◆ Exercise prompt: Report each line of the data that includes the word "enviado".

◆ Records for this task:
★ ★ ★ ★ ★

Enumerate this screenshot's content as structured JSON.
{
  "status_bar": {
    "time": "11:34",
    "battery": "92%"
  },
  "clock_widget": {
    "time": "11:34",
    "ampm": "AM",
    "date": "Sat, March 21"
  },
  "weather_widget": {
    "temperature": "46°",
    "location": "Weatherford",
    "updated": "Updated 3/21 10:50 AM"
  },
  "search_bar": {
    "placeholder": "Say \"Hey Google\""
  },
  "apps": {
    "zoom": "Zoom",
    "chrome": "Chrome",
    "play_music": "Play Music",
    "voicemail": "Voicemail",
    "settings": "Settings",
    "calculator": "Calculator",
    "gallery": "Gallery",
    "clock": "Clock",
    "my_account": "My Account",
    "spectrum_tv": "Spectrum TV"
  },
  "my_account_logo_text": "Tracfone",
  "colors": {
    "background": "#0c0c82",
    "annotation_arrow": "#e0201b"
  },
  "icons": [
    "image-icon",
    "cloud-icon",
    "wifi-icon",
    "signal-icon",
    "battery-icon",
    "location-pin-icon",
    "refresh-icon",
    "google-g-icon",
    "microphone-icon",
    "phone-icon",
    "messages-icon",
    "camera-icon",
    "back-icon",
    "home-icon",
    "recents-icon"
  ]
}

★ ★ ★ ★ ★

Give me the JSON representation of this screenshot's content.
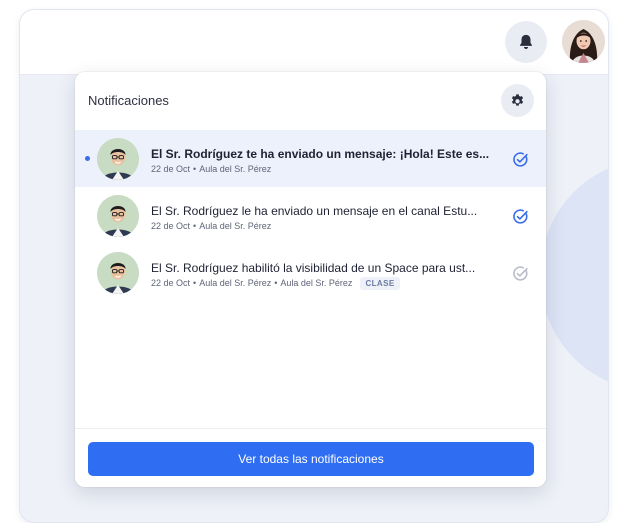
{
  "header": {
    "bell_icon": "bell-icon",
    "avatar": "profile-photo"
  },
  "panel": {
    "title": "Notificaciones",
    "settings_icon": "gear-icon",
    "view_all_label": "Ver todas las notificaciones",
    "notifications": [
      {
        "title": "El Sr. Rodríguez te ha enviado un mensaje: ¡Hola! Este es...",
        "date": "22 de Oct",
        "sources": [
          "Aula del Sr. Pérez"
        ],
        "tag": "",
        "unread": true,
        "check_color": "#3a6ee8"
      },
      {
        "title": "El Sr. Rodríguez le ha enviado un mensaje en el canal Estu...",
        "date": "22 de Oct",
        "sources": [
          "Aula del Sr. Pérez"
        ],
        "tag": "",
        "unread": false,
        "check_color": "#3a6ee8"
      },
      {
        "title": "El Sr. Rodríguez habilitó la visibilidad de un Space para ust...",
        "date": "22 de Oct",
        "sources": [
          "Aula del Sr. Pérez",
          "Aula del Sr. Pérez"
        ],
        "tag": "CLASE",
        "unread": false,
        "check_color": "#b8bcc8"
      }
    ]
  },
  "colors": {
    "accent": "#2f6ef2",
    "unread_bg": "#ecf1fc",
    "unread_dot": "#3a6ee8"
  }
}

★ ★ ★ ★ ★

◆ Output of the task:
        "title": "El Sr. Rodríguez te ha enviado un mensaje: ¡Hola! Este es...",
        "title": "El Sr. Rodríguez le ha enviado un mensaje en el canal Estu...",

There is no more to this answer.